— START —

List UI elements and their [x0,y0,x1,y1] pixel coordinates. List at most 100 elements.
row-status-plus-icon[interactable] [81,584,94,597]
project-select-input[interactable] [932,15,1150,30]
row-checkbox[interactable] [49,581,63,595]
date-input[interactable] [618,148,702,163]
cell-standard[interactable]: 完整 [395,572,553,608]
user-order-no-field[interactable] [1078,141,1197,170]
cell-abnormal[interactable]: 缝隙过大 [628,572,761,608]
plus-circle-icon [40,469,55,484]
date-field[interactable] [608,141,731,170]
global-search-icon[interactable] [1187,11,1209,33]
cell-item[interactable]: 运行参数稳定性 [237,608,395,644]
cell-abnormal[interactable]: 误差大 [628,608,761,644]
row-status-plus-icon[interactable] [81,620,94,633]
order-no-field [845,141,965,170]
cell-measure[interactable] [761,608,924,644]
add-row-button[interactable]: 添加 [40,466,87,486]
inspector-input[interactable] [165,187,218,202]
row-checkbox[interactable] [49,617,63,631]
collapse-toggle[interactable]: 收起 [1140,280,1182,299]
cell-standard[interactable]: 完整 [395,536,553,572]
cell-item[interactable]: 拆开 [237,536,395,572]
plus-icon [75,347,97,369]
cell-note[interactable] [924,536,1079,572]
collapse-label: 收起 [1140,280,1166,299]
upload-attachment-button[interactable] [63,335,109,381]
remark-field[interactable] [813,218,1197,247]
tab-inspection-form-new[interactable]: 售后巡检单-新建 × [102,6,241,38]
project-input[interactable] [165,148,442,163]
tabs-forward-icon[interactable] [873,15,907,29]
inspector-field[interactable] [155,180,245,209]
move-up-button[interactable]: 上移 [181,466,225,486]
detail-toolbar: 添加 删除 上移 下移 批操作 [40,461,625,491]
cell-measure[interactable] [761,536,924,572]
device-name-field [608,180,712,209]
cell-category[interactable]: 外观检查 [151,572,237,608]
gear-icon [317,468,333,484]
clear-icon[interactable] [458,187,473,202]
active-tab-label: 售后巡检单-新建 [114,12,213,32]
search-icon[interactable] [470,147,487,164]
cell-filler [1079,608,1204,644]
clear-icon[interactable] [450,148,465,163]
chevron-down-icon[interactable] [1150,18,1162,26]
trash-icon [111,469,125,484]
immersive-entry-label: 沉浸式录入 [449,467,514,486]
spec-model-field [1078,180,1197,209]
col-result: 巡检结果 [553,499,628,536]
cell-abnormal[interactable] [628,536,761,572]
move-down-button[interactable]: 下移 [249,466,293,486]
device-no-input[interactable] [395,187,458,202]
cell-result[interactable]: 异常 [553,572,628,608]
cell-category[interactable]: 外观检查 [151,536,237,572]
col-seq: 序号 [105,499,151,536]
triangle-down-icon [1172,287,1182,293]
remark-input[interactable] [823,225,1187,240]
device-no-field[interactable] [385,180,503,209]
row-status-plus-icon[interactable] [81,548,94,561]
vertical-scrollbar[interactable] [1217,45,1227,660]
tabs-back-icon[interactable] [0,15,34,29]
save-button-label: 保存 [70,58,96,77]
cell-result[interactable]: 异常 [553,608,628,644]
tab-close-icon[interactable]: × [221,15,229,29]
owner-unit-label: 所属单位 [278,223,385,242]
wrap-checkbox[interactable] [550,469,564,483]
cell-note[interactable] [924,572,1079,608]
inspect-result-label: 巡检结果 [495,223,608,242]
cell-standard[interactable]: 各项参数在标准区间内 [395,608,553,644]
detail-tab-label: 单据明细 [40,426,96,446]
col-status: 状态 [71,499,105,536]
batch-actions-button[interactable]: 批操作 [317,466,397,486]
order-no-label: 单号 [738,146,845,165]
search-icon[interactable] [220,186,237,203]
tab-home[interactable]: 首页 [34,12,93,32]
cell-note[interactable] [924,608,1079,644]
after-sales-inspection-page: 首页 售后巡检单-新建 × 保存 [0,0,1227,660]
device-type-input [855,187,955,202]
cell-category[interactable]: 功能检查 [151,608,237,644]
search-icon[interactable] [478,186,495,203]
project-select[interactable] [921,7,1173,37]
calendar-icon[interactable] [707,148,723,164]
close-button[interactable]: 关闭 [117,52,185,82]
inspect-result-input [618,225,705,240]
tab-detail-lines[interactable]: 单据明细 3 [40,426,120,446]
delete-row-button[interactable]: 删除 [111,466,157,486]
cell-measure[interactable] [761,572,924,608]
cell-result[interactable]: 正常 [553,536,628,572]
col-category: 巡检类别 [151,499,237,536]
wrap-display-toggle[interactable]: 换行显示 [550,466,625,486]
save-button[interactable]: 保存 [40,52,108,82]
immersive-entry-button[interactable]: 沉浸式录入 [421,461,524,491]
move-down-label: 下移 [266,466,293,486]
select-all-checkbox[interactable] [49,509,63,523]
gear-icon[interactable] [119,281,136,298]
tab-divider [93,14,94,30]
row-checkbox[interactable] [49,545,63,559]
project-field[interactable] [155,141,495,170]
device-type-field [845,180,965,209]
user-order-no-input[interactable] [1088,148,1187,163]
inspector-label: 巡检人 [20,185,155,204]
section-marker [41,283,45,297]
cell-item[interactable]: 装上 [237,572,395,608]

— END —

### TASK TO COMPLETE:
Copy out the material above line for line, with no changes.

### TASK RESULT:
List UI elements and their [x0,y0,x1,y1] pixel coordinates. List at most 100 elements.
row-status-plus-icon[interactable] [81,584,94,597]
project-select-input[interactable] [932,15,1150,30]
row-checkbox[interactable] [49,581,63,595]
date-input[interactable] [618,148,702,163]
cell-standard[interactable]: 完整 [395,572,553,608]
user-order-no-field[interactable] [1078,141,1197,170]
cell-abnormal[interactable]: 缝隙过大 [628,572,761,608]
plus-circle-icon [40,469,55,484]
date-field[interactable] [608,141,731,170]
global-search-icon[interactable] [1187,11,1209,33]
cell-item[interactable]: 运行参数稳定性 [237,608,395,644]
cell-abnormal[interactable]: 误差大 [628,608,761,644]
row-status-plus-icon[interactable] [81,620,94,633]
order-no-field [845,141,965,170]
cell-measure[interactable] [761,608,924,644]
add-row-button[interactable]: 添加 [40,466,87,486]
inspector-input[interactable] [165,187,218,202]
row-checkbox[interactable] [49,617,63,631]
collapse-toggle[interactable]: 收起 [1140,280,1182,299]
cell-standard[interactable]: 完整 [395,536,553,572]
cell-item[interactable]: 拆开 [237,536,395,572]
plus-icon [75,347,97,369]
cell-note[interactable] [924,536,1079,572]
collapse-label: 收起 [1140,280,1166,299]
upload-attachment-button[interactable] [63,335,109,381]
remark-field[interactable] [813,218,1197,247]
tab-inspection-form-new[interactable]: 售后巡检单-新建 × [102,6,241,38]
project-input[interactable] [165,148,442,163]
tabs-forward-icon[interactable] [873,15,907,29]
inspector-field[interactable] [155,180,245,209]
move-up-button[interactable]: 上移 [181,466,225,486]
detail-toolbar: 添加 删除 上移 下移 批操作 [40,461,625,491]
cell-measure[interactable] [761,536,924,572]
device-name-field [608,180,712,209]
cell-category[interactable]: 外观检查 [151,572,237,608]
gear-icon [317,468,333,484]
clear-icon[interactable] [458,187,473,202]
active-tab-label: 售后巡检单-新建 [114,12,213,32]
search-icon[interactable] [470,147,487,164]
cell-filler [1079,608,1204,644]
clear-icon[interactable] [450,148,465,163]
chevron-down-icon[interactable] [1150,18,1162,26]
trash-icon [111,469,125,484]
immersive-entry-label: 沉浸式录入 [449,467,514,486]
spec-model-field [1078,180,1197,209]
col-result: 巡检结果 [553,499,628,536]
cell-abnormal[interactable] [628,536,761,572]
move-down-button[interactable]: 下移 [249,466,293,486]
device-no-input[interactable] [395,187,458,202]
cell-result[interactable]: 异常 [553,572,628,608]
cell-category[interactable]: 外观检查 [151,536,237,572]
col-seq: 序号 [105,499,151,536]
triangle-down-icon [1172,287,1182,293]
remark-input[interactable] [823,225,1187,240]
device-no-field[interactable] [385,180,503,209]
row-status-plus-icon[interactable] [81,548,94,561]
vertical-scrollbar[interactable] [1217,45,1227,660]
tabs-back-icon[interactable] [0,15,34,29]
save-button-label: 保存 [70,58,96,77]
cell-result[interactable]: 异常 [553,608,628,644]
tab-close-icon[interactable]: × [221,15,229,29]
owner-unit-label: 所属单位 [278,223,385,242]
wrap-checkbox[interactable] [550,469,564,483]
cell-note[interactable] [924,572,1079,608]
inspect-result-label: 巡检结果 [495,223,608,242]
cell-standard[interactable]: 各项参数在标准区间内 [395,608,553,644]
detail-tab-label: 单据明细 [40,426,96,446]
col-status: 状态 [71,499,105,536]
batch-actions-button[interactable]: 批操作 [317,466,397,486]
order-no-label: 单号 [738,146,845,165]
search-icon[interactable] [220,186,237,203]
tab-home[interactable]: 首页 [34,12,93,32]
cell-note[interactable] [924,608,1079,644]
after-sales-inspection-page: 首页 售后巡检单-新建 × 保存 [0,0,1227,660]
device-type-input [855,187,955,202]
cell-category[interactable]: 功能检查 [151,608,237,644]
search-icon[interactable] [478,186,495,203]
project-select[interactable] [921,7,1173,37]
calendar-icon[interactable] [707,148,723,164]
close-button[interactable]: 关闭 [117,52,185,82]
inspect-result-input [618,225,705,240]
tab-detail-lines[interactable]: 单据明细 3 [40,426,120,446]
delete-row-button[interactable]: 删除 [111,466,157,486]
cell-measure[interactable] [761,572,924,608]
cell-result[interactable]: 正常 [553,536,628,572]
col-category: 巡检类别 [151,499,237,536]
wrap-display-toggle[interactable]: 换行显示 [550,466,625,486]
save-button[interactable]: 保存 [40,52,108,82]
immersive-entry-button[interactable]: 沉浸式录入 [421,461,524,491]
move-down-label: 下移 [266,466,293,486]
select-all-checkbox[interactable] [49,509,63,523]
gear-icon[interactable] [119,281,136,298]
tab-divider [93,14,94,30]
row-checkbox[interactable] [49,545,63,559]
project-field[interactable] [155,141,495,170]
device-type-field [845,180,965,209]
user-order-no-input[interactable] [1088,148,1187,163]
inspector-label: 巡检人 [20,185,155,204]
section-marker [41,283,45,297]
cell-item[interactable]: 装上 [237,572,395,608]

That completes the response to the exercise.